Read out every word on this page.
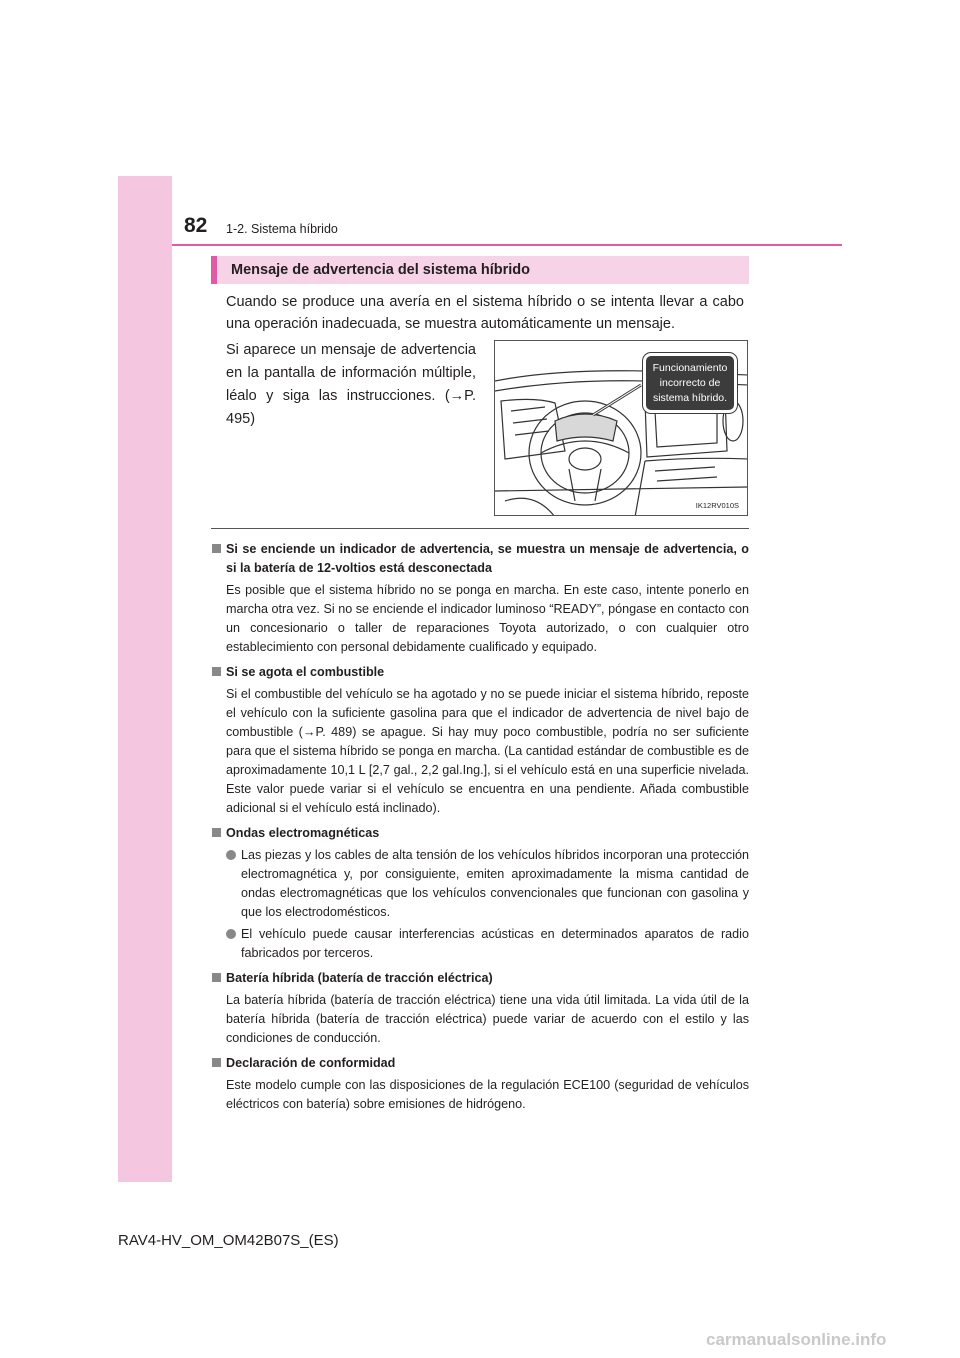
82 1-2. Sistema híbrido
Mensaje de advertencia del sistema híbrido
Cuando se produce una avería en el sistema híbrido o se intenta llevar a cabo una operación inadecuada, se muestra automáticamente un mensaje.
Si aparece un mensaje de advertencia en la pantalla de información múltiple, léalo y siga las instrucciones. (→P. 495)
Funcionamiento
incorrecto de
sistema híbrido.
IK12RV010S
Si se enciende un indicador de advertencia, se muestra un mensaje de advertencia, o si la batería de 12-voltios está desconectada
Es posible que el sistema híbrido no se ponga en marcha. En este caso, intente ponerlo en marcha otra vez. Si no se enciende el indicador luminoso “READY”, póngase en contacto con un concesionario o taller de reparaciones Toyota autorizado, o con cualquier otro establecimiento con personal debidamente cualificado y equipado.
Si se agota el combustible
Si el combustible del vehículo se ha agotado y no se puede iniciar el sistema híbrido, reposte el vehículo con la suficiente gasolina para que el indicador de advertencia de nivel bajo de combustible (→P. 489) se apague. Si hay muy poco combustible, podría no ser suficiente para que el sistema híbrido se ponga en marcha. (La cantidad estándar de combustible es de aproximadamente 10,1 L [2,7 gal., 2,2 gal.Ing.], si el vehículo está en una superficie nivelada. Este valor puede variar si el vehículo se encuentra en una pendiente. Añada combustible adicional si el vehículo está inclinado).
Ondas electromagnéticas
Las piezas y los cables de alta tensión de los vehículos híbridos incorporan una protección electromagnética y, por consiguiente, emiten aproximadamente la misma cantidad de ondas electromagnéticas que los vehículos convencionales que funcionan con gasolina y que los electrodomésticos.
El vehículo puede causar interferencias acústicas en determinados aparatos de radio fabricados por terceros.
Batería híbrida (batería de tracción eléctrica)
La batería híbrida (batería de tracción eléctrica) tiene una vida útil limitada. La vida útil de la batería híbrida (batería de tracción eléctrica) puede variar de acuerdo con el estilo y las condiciones de conducción.
Declaración de conformidad
Este modelo cumple con las disposiciones de la regulación ECE100 (seguridad de vehículos eléctricos con batería) sobre emisiones de hidrógeno.
RAV4-HV_OM_OM42B07S_(ES)
carmanualsonline.info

| The request |
Copy and report every line where the word "está" is present.

| Exercise solution |
Si se enciende un indicador de advertencia, se muestra un mensaje de advertencia, o si la batería de 12-voltios está desconectada
Si el combustible del vehículo se ha agotado y no se puede iniciar el sistema híbrido, reposte el vehículo con la suficiente gasolina para que el indicador de advertencia de nivel bajo de combustible (→P. 489) se apague. Si hay muy poco combustible, podría no ser suficiente para que el sistema híbrido se ponga en marcha. (La cantidad estándar de combustible es de aproximadamente 10,1 L [2,7 gal., 2,2 gal.Ing.], si el vehículo está en una superficie nivelada. Este valor puede variar si el vehículo se encuentra en una pendiente. Añada combustible adicional si el vehículo está inclinado).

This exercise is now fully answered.